# Input for this task
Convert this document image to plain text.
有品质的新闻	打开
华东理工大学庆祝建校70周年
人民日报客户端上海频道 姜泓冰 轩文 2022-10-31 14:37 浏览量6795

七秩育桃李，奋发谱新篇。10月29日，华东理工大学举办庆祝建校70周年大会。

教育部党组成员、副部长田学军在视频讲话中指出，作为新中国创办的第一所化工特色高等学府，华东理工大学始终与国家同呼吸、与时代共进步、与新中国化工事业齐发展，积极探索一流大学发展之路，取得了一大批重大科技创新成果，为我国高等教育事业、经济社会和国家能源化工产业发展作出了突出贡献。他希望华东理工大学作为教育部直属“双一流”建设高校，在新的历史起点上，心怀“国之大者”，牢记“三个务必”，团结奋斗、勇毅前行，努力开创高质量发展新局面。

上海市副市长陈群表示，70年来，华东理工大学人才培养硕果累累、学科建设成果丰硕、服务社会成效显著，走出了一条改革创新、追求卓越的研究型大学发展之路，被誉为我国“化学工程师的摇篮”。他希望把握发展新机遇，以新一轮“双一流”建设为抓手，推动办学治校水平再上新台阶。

# To be done
Transcribe each entry exactly.

# Exercise solution
Convert this document image to plain text.
有品质的新闻	打开
华东理工大学庆祝建校70周年
人民日报客户端上海频道 姜泓冰 轩文 2022-10-31 14:37 浏览量6795

七秩育桃李，奋发谱新篇。10月29日，华东理工大学举办庆祝建校70周年大会。

教育部党组成员、副部长田学军在视频讲话中指出，作为新中国创办的第一所化工特色高等学府，华东理工大学始终与国家同呼吸、与时代共进步、与新中国化工事业齐发展，积极探索一流大学发展之路，取得了一大批重大科技创新成果，为我国高等教育事业、经济社会和国家能源化工产业发展作出了突出贡献。他希望华东理工大学作为教育部直属“双一流”建设高校，在新的历史起点上，心怀“国之大者”，牢记“三个务必”，团结奋斗、勇毅前行，努力开创高质量发展新局面。

上海市副市长陈群表示，70年来，华东理工大学人才培养硕果累累、学科建设成果丰硕、服务社会成效显著，走出了一条改革创新、追求卓越的研究型大学发展之路，被誉为我国“化学工程师的摇篮”。他希望把握发展新机遇，以新一轮“双一流”建设为抓手，推动办学治校水平再上新台阶。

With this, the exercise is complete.